• **What is expected**: What is the number of lines containing the word "Bellamy"? Please answer with that number and nothing more.

-*-

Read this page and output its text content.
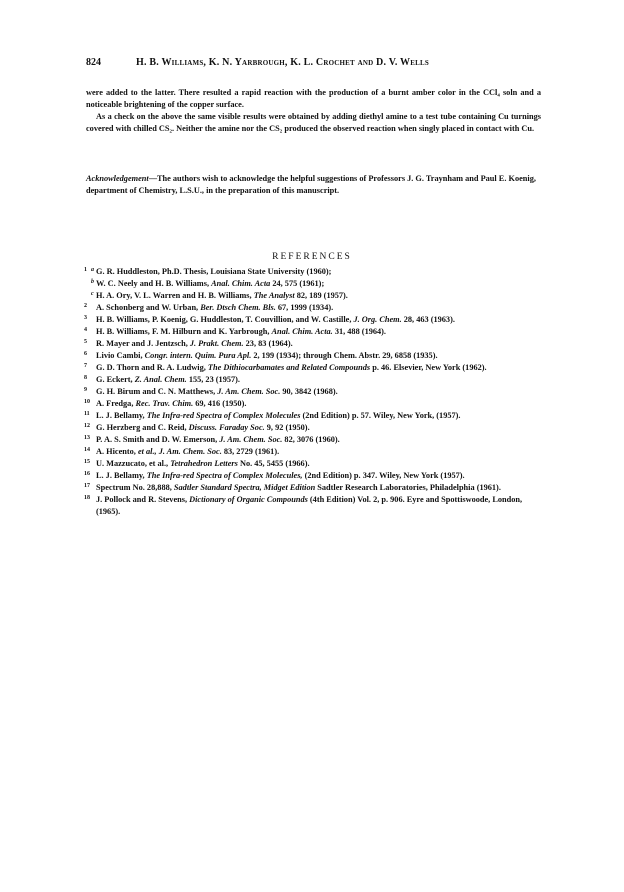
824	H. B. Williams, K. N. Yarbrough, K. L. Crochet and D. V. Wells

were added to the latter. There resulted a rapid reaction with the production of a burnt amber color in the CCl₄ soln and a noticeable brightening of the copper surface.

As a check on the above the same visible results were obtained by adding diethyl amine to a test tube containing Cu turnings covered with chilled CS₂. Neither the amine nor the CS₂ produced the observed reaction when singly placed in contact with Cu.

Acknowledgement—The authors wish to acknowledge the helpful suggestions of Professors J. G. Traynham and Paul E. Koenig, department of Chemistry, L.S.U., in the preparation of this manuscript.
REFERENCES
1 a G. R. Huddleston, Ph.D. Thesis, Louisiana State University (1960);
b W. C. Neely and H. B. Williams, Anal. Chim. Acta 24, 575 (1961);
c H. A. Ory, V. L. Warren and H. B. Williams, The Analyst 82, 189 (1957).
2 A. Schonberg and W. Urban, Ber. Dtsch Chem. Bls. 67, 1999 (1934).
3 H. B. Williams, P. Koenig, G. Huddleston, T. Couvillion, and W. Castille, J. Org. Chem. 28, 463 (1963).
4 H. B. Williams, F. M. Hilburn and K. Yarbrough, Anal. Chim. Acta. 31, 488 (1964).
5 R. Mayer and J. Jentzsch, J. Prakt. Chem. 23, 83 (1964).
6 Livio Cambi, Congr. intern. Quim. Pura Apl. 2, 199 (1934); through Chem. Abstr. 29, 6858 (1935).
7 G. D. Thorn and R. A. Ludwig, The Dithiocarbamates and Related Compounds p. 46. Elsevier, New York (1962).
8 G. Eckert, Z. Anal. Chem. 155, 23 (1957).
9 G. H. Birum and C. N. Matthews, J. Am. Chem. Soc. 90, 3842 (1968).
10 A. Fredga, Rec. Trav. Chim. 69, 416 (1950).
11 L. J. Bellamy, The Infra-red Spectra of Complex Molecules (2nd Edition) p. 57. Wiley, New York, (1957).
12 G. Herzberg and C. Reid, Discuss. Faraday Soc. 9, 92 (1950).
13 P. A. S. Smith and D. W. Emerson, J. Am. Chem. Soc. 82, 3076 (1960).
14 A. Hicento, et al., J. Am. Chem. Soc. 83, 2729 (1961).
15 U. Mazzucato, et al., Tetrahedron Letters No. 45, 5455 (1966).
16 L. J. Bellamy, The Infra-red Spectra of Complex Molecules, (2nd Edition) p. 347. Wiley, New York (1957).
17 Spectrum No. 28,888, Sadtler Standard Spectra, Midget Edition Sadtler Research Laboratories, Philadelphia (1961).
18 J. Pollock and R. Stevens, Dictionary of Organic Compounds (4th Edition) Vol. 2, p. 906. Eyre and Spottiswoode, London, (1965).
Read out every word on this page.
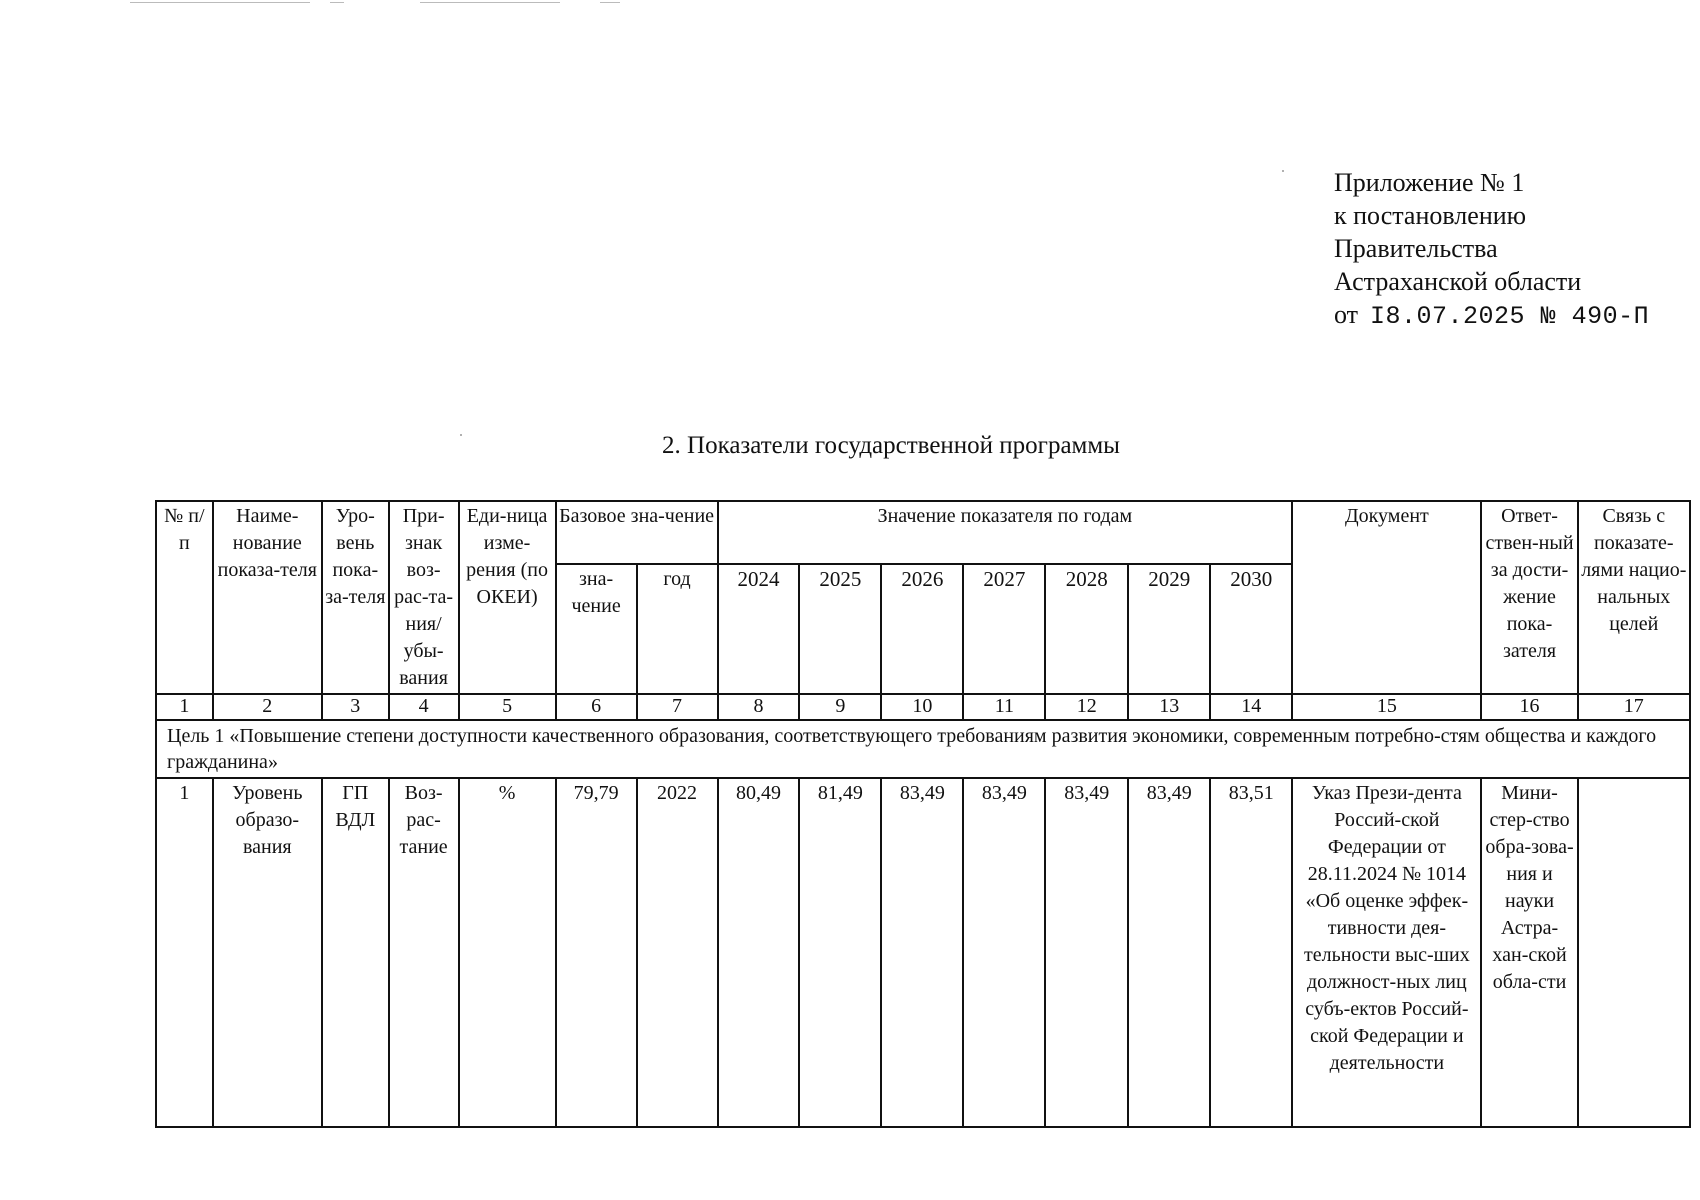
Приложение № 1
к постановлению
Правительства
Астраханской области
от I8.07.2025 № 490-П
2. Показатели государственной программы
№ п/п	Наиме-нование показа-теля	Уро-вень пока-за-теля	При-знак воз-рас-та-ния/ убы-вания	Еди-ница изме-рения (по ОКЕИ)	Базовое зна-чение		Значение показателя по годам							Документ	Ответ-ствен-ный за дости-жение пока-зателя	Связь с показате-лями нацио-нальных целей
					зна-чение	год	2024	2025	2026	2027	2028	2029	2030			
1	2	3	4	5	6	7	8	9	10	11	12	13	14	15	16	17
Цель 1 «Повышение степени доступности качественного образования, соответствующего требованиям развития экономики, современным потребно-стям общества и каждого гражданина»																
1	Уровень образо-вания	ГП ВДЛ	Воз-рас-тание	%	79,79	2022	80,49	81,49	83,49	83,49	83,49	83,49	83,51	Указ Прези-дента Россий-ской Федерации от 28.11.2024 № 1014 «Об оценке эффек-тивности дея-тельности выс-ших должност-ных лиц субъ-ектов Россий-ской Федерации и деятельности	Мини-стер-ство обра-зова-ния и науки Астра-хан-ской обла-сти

-*-

• **Output of the exercise**: 2